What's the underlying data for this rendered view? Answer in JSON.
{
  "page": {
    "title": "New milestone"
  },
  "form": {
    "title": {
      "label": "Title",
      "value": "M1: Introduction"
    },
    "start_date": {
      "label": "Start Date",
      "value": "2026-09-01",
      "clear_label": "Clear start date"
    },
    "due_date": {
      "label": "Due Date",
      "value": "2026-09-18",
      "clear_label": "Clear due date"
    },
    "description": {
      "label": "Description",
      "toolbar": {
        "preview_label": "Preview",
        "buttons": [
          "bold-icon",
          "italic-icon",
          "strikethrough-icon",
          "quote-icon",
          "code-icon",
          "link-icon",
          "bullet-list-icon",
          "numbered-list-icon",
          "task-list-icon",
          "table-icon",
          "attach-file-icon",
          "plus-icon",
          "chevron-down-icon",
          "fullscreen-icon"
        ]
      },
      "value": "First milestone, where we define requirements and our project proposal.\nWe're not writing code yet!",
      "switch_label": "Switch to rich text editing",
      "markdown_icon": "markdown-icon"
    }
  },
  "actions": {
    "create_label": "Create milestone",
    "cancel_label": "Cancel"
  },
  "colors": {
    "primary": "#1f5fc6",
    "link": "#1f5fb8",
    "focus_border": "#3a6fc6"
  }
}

== EXERCISE DIRECTIONS ==
Write out all records exactly, keeping every detail.

== EXERCISE RESULT ==
What's the underlying data for this rendered view? Answer in JSON.
{
  "page": {
    "title": "New milestone"
  },
  "form": {
    "title": {
      "label": "Title",
      "value": "M1: Introduction"
    },
    "start_date": {
      "label": "Start Date",
      "value": "2026-09-01",
      "clear_label": "Clear start date"
    },
    "due_date": {
      "label": "Due Date",
      "value": "2026-09-18",
      "clear_label": "Clear due date"
    },
    "description": {
      "label": "Description",
      "toolbar": {
        "preview_label": "Preview",
        "buttons": [
          "bold-icon",
          "italic-icon",
          "strikethrough-icon",
          "quote-icon",
          "code-icon",
          "link-icon",
          "bullet-list-icon",
          "numbered-list-icon",
          "task-list-icon",
          "table-icon",
          "attach-file-icon",
          "plus-icon",
          "chevron-down-icon",
          "fullscreen-icon"
        ]
      },
      "value": "First milestone, where we define requirements and our project proposal.\nWe're not writing code yet!",
      "switch_label": "Switch to rich text editing",
      "markdown_icon": "markdown-icon"
    }
  },
  "actions": {
    "create_label": "Create milestone",
    "cancel_label": "Cancel"
  },
  "colors": {
    "primary": "#1f5fc6",
    "link": "#1f5fb8",
    "focus_border": "#3a6fc6"
  }
}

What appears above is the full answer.